**Records to process:**
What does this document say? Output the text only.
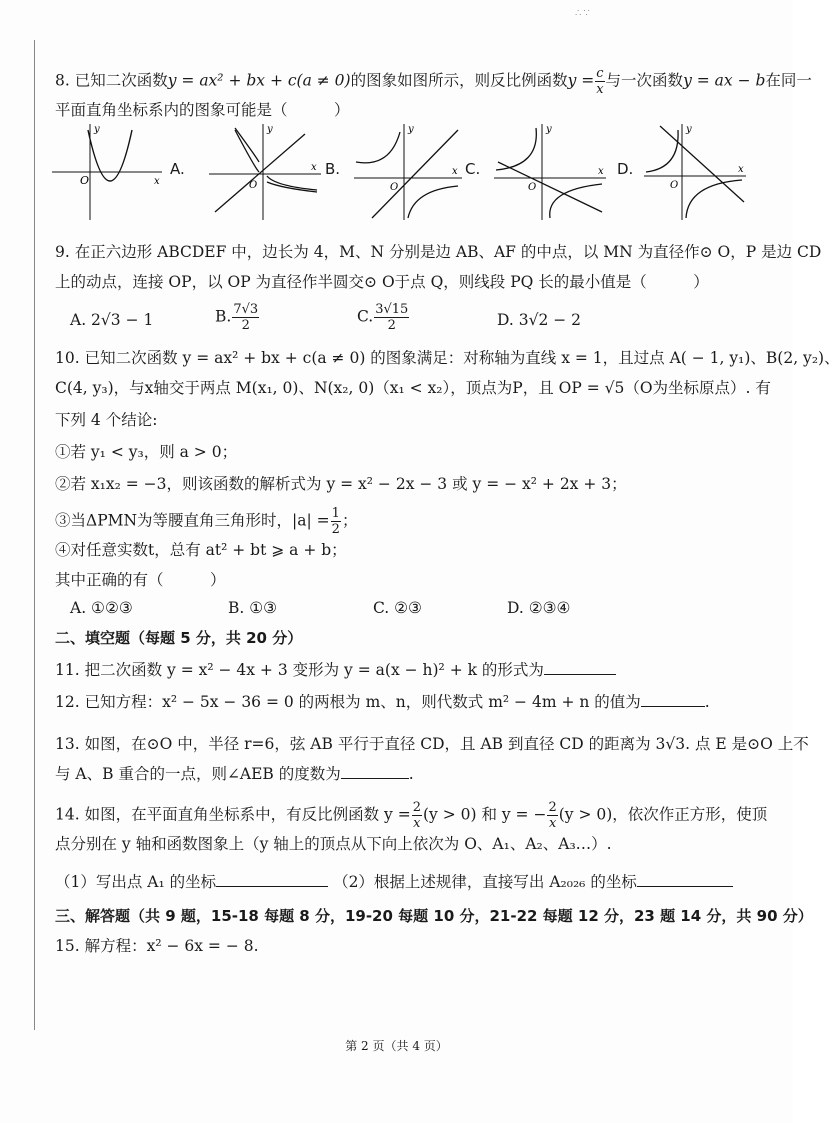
∴∵
8. 已知二次函数y = ax² + bx + c(a ≠ 0)的图象如图所示，则反比例函数$y = \frac{c}{x}$ 与一次函数y = ax − b在同一
平面直角坐标系内的图象可能是（　　　）
O	x
y
A.
O
x
y
B.
O
x
y
C.
O
x
y
D.
O
x
y
9. 在正六边形 ABCDEF 中，边长为 4，M、N 分别是边 AB、AF 的中点，以 MN 为直径作⊙ O，P 是边 CD
上的动点，连接 OP，以 OP 为直径作半圆交⊙ O于点 Q，则线段 PQ 长的最小值是（　　　）
A. 2√3 − 1	B. $\frac{7√3}{2}$	C. $\frac{3√15}{2}$	D. 3√2 − 2
10. 已知二次函数 y = ax² + bx + c(a ≠ 0) 的图象满足：对称轴为直线 x = 1，且过点 A( − 1, y₁)、B(2, y₂)、
C(4, y₃)，与x轴交于两点 M(x₁, 0)、N(x₂, 0)（x₁ < x₂），顶点为P，且 OP = √5（O为坐标原点）. 有
下列 4 个结论:
①若 y₁ < y₃，则 a > 0；
②若 x₁x₂ = −3，则该函数的解析式为 y = x² − 2x − 3 或 y = − x² + 2x + 3；
③当ΔPMN为等腰直角三角形时，$|a| = \frac{1}{2}$ ；
④对任意实数t，总有 at² + bt ⩾ a + b；
其中正确的有（　　　）
A. ①②③	B. ①③	C. ②③	D. ②③④
二、填空题（每题 5 分，共 20 分）
11. 把二次函数 y = x² − 4x + 3 变形为 y = a(x − h)² + k 的形式为
12. 已知方程：x² − 5x − 36 = 0 的两根为 m、n，则代数式 m² − 4m + n 的值为	.
13. 如图，在⊙O 中，半径 r=6，弦 AB 平行于直径 CD，且 AB 到直径 CD 的距离为 3√3. 点 E 是⊙O 上不
与 A、B 重合的一点，则∠AEB 的度数为	.
14. 如图，在平面直角坐标系中，有反比例函数 $y = \frac{2}{x} (y > 0)$ 和 y = − $\frac{2}{x} (y > 0)$，依次作正方形，使顶
点分别在 y 轴和函数图象上（y 轴上的顶点从下向上依次为 O、A₁、A₂、A₃…）.
（1）写出点 A₁ 的坐标	（2）根据上述规律，直接写出 A₂₀₂₆ 的坐标
三、解答题（共 9 题，15-18 每题 8 分，19-20 每题 10 分，21-22 每题 12 分，23 题 14 分，共 90 分）
15. 解方程：x² − 6x = − 8.
第 2 页（共 4 页）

**Do this:** Extract every line above containing the word "frac".

**Exercise answer:**
8. 已知二次函数y = ax² + bx + c(a ≠ 0)的图象如图所示，则反比例函数$y = \frac{c}{x}$ 与一次函数y = ax − b在同一
A. 2√3 − 1	B. $\frac{7√3}{2}$	C. $\frac{3√15}{2}$	D. 3√2 − 2
③当ΔPMN为等腰直角三角形时，$|a| = \frac{1}{2}$ ；
14. 如图，在平面直角坐标系中，有反比例函数 $y = \frac{2}{x} (y > 0)$ 和 y = − $\frac{2}{x} (y > 0)$，依次作正方形，使顶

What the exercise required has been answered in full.